_Data listing_.
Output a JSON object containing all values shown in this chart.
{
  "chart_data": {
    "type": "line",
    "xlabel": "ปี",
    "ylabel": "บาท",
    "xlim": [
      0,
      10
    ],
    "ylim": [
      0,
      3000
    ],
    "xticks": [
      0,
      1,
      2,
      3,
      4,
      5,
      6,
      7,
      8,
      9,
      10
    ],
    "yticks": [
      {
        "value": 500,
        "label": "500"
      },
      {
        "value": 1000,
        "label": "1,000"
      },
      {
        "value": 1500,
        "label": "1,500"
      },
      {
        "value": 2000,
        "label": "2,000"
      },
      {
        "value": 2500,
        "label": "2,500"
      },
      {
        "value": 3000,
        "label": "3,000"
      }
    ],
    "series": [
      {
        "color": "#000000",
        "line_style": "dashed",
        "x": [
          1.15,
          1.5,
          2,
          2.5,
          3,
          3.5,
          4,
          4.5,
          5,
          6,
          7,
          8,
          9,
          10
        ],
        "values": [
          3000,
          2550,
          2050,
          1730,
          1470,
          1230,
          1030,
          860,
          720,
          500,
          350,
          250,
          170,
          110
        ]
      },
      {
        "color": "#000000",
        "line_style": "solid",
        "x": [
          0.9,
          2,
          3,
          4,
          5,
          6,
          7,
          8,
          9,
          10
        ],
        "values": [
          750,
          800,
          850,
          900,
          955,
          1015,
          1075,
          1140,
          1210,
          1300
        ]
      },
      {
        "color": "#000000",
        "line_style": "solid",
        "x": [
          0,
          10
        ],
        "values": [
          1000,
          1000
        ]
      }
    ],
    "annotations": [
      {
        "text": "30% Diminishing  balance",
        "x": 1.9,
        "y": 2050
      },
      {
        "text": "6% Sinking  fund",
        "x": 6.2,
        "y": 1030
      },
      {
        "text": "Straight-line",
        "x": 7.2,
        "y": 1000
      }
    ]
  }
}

_Instructions to follow_. Send back all of the entries exactly, with nothing missing.

_Solution to this exercise_.
Output a JSON object containing all values shown in this chart.
{
  "chart_data": {
    "type": "line",
    "xlabel": "ปี",
    "ylabel": "บาท",
    "xlim": [
      0,
      10
    ],
    "ylim": [
      0,
      3000
    ],
    "xticks": [
      0,
      1,
      2,
      3,
      4,
      5,
      6,
      7,
      8,
      9,
      10
    ],
    "yticks": [
      {
        "value": 500,
        "label": "500"
      },
      {
        "value": 1000,
        "label": "1,000"
      },
      {
        "value": 1500,
        "label": "1,500"
      },
      {
        "value": 2000,
        "label": "2,000"
      },
      {
        "value": 2500,
        "label": "2,500"
      },
      {
        "value": 3000,
        "label": "3,000"
      }
    ],
    "series": [
      {
        "color": "#000000",
        "line_style": "dashed",
        "x": [
          1.15,
          1.5,
          2,
          2.5,
          3,
          3.5,
          4,
          4.5,
          5,
          6,
          7,
          8,
          9,
          10
        ],
        "values": [
          3000,
          2550,
          2050,
          1730,
          1470,
          1230,
          1030,
          860,
          720,
          500,
          350,
          250,
          170,
          110
        ]
      },
      {
        "color": "#000000",
        "line_style": "solid",
        "x": [
          0.9,
          2,
          3,
          4,
          5,
          6,
          7,
          8,
          9,
          10
        ],
        "values": [
          750,
          800,
          850,
          900,
          955,
          1015,
          1075,
          1140,
          1210,
          1300
        ]
      },
      {
        "color": "#000000",
        "line_style": "solid",
        "x": [
          0,
          10
        ],
        "values": [
          1000,
          1000
        ]
      }
    ],
    "annotations": [
      {
        "text": "30% Diminishing  balance",
        "x": 1.9,
        "y": 2050
      },
      {
        "text": "6% Sinking  fund",
        "x": 6.2,
        "y": 1030
      },
      {
        "text": "Straight-line",
        "x": 7.2,
        "y": 1000
      }
    ]
  }
}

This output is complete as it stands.